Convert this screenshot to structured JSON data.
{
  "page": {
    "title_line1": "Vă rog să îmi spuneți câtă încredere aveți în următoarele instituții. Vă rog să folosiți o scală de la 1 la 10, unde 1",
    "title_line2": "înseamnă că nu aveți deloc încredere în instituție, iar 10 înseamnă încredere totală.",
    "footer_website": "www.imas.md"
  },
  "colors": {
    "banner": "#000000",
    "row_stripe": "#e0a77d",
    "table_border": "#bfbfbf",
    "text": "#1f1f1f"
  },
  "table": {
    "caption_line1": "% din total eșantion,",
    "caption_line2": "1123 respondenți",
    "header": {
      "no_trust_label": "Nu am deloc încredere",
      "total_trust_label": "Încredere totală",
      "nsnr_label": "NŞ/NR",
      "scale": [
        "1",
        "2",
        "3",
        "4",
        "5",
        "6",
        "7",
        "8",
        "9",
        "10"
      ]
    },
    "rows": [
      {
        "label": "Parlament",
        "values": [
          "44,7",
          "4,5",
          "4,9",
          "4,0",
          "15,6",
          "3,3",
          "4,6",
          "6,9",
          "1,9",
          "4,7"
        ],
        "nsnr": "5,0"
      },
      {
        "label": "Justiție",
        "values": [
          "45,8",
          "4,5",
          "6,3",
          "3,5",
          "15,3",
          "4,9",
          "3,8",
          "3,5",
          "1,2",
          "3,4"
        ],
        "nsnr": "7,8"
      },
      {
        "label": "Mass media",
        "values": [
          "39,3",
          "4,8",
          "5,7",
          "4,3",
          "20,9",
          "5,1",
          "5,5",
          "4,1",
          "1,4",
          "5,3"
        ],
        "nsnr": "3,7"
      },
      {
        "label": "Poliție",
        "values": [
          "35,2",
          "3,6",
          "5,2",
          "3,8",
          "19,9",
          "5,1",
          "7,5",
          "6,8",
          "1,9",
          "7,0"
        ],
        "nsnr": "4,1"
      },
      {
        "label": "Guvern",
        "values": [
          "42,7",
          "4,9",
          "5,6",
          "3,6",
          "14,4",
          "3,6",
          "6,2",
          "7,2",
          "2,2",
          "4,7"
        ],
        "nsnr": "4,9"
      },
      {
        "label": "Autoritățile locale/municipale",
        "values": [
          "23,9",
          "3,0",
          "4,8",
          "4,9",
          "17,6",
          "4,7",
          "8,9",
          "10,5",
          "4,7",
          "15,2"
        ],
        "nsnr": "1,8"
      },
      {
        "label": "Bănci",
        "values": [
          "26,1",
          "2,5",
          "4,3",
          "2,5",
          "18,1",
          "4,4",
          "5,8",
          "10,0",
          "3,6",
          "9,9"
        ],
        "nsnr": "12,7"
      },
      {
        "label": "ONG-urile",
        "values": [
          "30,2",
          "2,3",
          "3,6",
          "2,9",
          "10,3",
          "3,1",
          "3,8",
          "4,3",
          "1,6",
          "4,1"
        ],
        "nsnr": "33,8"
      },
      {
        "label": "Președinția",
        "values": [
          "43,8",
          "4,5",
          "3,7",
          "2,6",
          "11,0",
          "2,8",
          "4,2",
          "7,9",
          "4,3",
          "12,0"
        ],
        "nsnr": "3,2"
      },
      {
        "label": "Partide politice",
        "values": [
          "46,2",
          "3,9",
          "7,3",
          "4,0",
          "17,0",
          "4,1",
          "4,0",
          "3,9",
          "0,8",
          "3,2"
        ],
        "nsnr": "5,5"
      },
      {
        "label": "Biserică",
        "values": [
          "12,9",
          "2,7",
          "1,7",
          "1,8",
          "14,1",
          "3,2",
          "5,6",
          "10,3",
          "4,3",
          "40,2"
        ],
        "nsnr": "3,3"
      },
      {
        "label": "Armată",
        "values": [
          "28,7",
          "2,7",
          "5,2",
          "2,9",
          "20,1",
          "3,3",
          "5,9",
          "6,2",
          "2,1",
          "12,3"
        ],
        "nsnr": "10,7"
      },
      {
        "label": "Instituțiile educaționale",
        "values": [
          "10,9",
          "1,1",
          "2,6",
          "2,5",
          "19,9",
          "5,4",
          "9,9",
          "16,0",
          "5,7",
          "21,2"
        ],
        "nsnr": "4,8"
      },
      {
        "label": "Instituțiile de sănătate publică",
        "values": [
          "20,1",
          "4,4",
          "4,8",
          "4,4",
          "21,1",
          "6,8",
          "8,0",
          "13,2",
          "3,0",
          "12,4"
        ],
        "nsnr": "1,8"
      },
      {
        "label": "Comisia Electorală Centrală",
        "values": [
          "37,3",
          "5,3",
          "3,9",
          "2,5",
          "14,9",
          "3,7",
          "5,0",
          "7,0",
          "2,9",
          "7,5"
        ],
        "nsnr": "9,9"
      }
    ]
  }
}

AIM: Give back each line above precisely as it stands.

OUTPUT BELOW:
Convert this screenshot to structured JSON data.
{
  "page": {
    "title_line1": "Vă rog să îmi spuneți câtă încredere aveți în următoarele instituții. Vă rog să folosiți o scală de la 1 la 10, unde 1",
    "title_line2": "înseamnă că nu aveți deloc încredere în instituție, iar 10 înseamnă încredere totală.",
    "footer_website": "www.imas.md"
  },
  "colors": {
    "banner": "#000000",
    "row_stripe": "#e0a77d",
    "table_border": "#bfbfbf",
    "text": "#1f1f1f"
  },
  "table": {
    "caption_line1": "% din total eșantion,",
    "caption_line2": "1123 respondenți",
    "header": {
      "no_trust_label": "Nu am deloc încredere",
      "total_trust_label": "Încredere totală",
      "nsnr_label": "NŞ/NR",
      "scale": [
        "1",
        "2",
        "3",
        "4",
        "5",
        "6",
        "7",
        "8",
        "9",
        "10"
      ]
    },
    "rows": [
      {
        "label": "Parlament",
        "values": [
          "44,7",
          "4,5",
          "4,9",
          "4,0",
          "15,6",
          "3,3",
          "4,6",
          "6,9",
          "1,9",
          "4,7"
        ],
        "nsnr": "5,0"
      },
      {
        "label": "Justiție",
        "values": [
          "45,8",
          "4,5",
          "6,3",
          "3,5",
          "15,3",
          "4,9",
          "3,8",
          "3,5",
          "1,2",
          "3,4"
        ],
        "nsnr": "7,8"
      },
      {
        "label": "Mass media",
        "values": [
          "39,3",
          "4,8",
          "5,7",
          "4,3",
          "20,9",
          "5,1",
          "5,5",
          "4,1",
          "1,4",
          "5,3"
        ],
        "nsnr": "3,7"
      },
      {
        "label": "Poliție",
        "values": [
          "35,2",
          "3,6",
          "5,2",
          "3,8",
          "19,9",
          "5,1",
          "7,5",
          "6,8",
          "1,9",
          "7,0"
        ],
        "nsnr": "4,1"
      },
      {
        "label": "Guvern",
        "values": [
          "42,7",
          "4,9",
          "5,6",
          "3,6",
          "14,4",
          "3,6",
          "6,2",
          "7,2",
          "2,2",
          "4,7"
        ],
        "nsnr": "4,9"
      },
      {
        "label": "Autoritățile locale/municipale",
        "values": [
          "23,9",
          "3,0",
          "4,8",
          "4,9",
          "17,6",
          "4,7",
          "8,9",
          "10,5",
          "4,7",
          "15,2"
        ],
        "nsnr": "1,8"
      },
      {
        "label": "Bănci",
        "values": [
          "26,1",
          "2,5",
          "4,3",
          "2,5",
          "18,1",
          "4,4",
          "5,8",
          "10,0",
          "3,6",
          "9,9"
        ],
        "nsnr": "12,7"
      },
      {
        "label": "ONG-urile",
        "values": [
          "30,2",
          "2,3",
          "3,6",
          "2,9",
          "10,3",
          "3,1",
          "3,8",
          "4,3",
          "1,6",
          "4,1"
        ],
        "nsnr": "33,8"
      },
      {
        "label": "Președinția",
        "values": [
          "43,8",
          "4,5",
          "3,7",
          "2,6",
          "11,0",
          "2,8",
          "4,2",
          "7,9",
          "4,3",
          "12,0"
        ],
        "nsnr": "3,2"
      },
      {
        "label": "Partide politice",
        "values": [
          "46,2",
          "3,9",
          "7,3",
          "4,0",
          "17,0",
          "4,1",
          "4,0",
          "3,9",
          "0,8",
          "3,2"
        ],
        "nsnr": "5,5"
      },
      {
        "label": "Biserică",
        "values": [
          "12,9",
          "2,7",
          "1,7",
          "1,8",
          "14,1",
          "3,2",
          "5,6",
          "10,3",
          "4,3",
          "40,2"
        ],
        "nsnr": "3,3"
      },
      {
        "label": "Armată",
        "values": [
          "28,7",
          "2,7",
          "5,2",
          "2,9",
          "20,1",
          "3,3",
          "5,9",
          "6,2",
          "2,1",
          "12,3"
        ],
        "nsnr": "10,7"
      },
      {
        "label": "Instituțiile educaționale",
        "values": [
          "10,9",
          "1,1",
          "2,6",
          "2,5",
          "19,9",
          "5,4",
          "9,9",
          "16,0",
          "5,7",
          "21,2"
        ],
        "nsnr": "4,8"
      },
      {
        "label": "Instituțiile de sănătate publică",
        "values": [
          "20,1",
          "4,4",
          "4,8",
          "4,4",
          "21,1",
          "6,8",
          "8,0",
          "13,2",
          "3,0",
          "12,4"
        ],
        "nsnr": "1,8"
      },
      {
        "label": "Comisia Electorală Centrală",
        "values": [
          "37,3",
          "5,3",
          "3,9",
          "2,5",
          "14,9",
          "3,7",
          "5,0",
          "7,0",
          "2,9",
          "7,5"
        ],
        "nsnr": "9,9"
      }
    ]
  }
}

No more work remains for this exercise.